## [What is required]
Return the records below from the line containing "What does this" onward, exactly, through and including the last line.

## [The input]
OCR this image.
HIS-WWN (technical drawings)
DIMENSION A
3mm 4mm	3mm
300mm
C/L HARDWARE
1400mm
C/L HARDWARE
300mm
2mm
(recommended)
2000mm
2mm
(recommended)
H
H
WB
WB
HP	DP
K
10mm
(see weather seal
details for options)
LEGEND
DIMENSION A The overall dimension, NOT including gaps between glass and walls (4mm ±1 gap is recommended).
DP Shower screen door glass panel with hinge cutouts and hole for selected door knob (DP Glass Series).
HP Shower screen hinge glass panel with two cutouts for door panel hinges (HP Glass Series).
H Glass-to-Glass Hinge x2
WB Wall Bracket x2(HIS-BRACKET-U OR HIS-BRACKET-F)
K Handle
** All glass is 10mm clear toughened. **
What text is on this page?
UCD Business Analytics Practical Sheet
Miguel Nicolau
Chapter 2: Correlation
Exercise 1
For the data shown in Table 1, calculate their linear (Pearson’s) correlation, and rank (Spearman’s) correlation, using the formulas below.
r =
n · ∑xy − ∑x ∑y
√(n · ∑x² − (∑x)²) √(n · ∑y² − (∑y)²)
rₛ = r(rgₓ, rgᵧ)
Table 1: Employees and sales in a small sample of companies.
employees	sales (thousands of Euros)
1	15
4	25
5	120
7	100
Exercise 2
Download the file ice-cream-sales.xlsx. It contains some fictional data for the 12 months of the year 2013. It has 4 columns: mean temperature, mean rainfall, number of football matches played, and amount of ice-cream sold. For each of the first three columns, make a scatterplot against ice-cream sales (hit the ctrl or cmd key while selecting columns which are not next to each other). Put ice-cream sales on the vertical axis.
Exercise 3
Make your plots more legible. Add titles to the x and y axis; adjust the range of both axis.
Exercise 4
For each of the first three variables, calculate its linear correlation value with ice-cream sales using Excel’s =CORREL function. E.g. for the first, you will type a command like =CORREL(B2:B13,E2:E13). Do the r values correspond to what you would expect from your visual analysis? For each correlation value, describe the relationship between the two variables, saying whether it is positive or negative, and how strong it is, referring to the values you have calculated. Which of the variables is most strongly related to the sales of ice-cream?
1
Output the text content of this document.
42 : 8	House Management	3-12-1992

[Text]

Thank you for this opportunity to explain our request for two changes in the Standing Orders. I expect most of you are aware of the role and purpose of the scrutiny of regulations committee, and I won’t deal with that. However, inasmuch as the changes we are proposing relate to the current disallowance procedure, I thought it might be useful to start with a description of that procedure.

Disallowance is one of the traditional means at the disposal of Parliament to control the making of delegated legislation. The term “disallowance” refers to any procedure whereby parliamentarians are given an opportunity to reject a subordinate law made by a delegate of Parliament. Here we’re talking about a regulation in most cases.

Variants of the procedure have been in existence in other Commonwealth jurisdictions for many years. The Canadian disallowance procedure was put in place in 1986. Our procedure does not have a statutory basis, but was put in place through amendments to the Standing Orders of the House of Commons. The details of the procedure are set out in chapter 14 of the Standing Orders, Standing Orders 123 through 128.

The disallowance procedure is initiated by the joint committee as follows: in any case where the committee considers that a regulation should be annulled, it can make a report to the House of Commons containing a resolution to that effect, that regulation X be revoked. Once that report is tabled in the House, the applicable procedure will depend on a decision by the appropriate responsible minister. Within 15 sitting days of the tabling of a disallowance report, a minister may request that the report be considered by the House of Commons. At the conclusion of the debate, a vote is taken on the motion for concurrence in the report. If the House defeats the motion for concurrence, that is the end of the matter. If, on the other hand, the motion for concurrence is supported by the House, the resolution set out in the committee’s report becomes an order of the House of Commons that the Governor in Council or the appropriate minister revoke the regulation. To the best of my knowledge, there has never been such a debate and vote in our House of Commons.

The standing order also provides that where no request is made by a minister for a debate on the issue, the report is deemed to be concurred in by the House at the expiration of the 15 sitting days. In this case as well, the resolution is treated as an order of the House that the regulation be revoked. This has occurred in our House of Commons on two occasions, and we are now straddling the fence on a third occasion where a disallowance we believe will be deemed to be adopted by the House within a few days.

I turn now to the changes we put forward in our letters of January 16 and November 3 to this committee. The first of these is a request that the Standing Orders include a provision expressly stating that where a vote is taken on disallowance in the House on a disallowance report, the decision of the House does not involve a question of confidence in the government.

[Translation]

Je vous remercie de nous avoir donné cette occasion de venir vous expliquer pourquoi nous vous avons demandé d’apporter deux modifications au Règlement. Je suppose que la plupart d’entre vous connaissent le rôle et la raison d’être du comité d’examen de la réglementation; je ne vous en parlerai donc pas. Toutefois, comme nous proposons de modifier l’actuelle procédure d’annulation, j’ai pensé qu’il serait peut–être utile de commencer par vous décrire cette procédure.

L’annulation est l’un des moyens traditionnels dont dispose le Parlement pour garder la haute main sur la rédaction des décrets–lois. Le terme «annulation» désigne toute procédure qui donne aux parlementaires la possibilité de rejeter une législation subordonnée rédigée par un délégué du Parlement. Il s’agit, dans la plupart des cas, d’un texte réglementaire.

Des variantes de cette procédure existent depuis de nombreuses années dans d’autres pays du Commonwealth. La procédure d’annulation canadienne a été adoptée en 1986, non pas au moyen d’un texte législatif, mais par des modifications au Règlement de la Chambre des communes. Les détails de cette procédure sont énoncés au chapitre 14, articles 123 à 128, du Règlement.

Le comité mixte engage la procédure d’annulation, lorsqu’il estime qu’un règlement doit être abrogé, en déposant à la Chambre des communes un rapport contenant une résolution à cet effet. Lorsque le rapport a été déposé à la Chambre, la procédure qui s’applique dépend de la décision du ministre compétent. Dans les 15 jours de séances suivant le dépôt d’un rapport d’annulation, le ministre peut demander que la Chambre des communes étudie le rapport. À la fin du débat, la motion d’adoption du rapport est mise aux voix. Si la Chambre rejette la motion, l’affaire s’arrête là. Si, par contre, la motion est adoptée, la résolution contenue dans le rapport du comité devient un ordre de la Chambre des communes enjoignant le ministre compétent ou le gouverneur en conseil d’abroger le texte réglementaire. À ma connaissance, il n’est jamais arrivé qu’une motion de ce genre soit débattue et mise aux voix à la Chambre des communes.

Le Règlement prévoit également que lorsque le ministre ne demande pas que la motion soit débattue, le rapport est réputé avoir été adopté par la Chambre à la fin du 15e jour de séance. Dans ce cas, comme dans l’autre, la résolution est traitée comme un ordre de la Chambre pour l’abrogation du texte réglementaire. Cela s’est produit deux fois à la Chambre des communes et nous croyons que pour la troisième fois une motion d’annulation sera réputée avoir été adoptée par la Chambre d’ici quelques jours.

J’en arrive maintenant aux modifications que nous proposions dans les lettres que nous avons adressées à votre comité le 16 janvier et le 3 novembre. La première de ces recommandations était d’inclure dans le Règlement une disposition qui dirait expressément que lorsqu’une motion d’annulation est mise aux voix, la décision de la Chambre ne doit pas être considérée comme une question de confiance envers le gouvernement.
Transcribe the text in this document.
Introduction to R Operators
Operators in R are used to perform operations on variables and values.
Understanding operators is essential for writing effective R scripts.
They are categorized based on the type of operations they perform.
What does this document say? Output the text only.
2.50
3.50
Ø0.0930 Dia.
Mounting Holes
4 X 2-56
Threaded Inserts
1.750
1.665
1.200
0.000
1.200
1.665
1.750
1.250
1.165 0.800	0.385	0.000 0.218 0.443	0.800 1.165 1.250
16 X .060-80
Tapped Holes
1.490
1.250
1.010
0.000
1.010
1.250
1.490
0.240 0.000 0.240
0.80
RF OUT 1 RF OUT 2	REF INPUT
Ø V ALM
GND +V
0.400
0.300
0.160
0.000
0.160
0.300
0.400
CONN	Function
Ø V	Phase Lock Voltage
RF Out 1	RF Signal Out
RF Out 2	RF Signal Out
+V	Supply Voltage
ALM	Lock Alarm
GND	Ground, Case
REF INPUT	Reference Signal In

## [Answer to this exercise]
What does this document say? Output the text only.
2.50
3.50
Ø0.0930 Dia.
Mounting Holes
4 X 2-56
Threaded Inserts
1.750
1.665
1.200
0.000
1.200
1.665
1.750
1.250
1.165 0.800	0.385	0.000 0.218 0.443	0.800 1.165 1.250
16 X .060-80
Tapped Holes
1.490
1.250
1.010
0.000
1.010
1.250
1.490
0.240 0.000 0.240
0.80
RF OUT 1 RF OUT 2	REF INPUT
Ø V ALM
GND +V
0.400
0.300
0.160
0.000
0.160
0.300
0.400
CONN	Function
Ø V	Phase Lock Voltage
RF Out 1	RF Signal Out
RF Out 2	RF Signal Out
+V	Supply Voltage
ALM	Lock Alarm
GND	Ground, Case
REF INPUT	Reference Signal In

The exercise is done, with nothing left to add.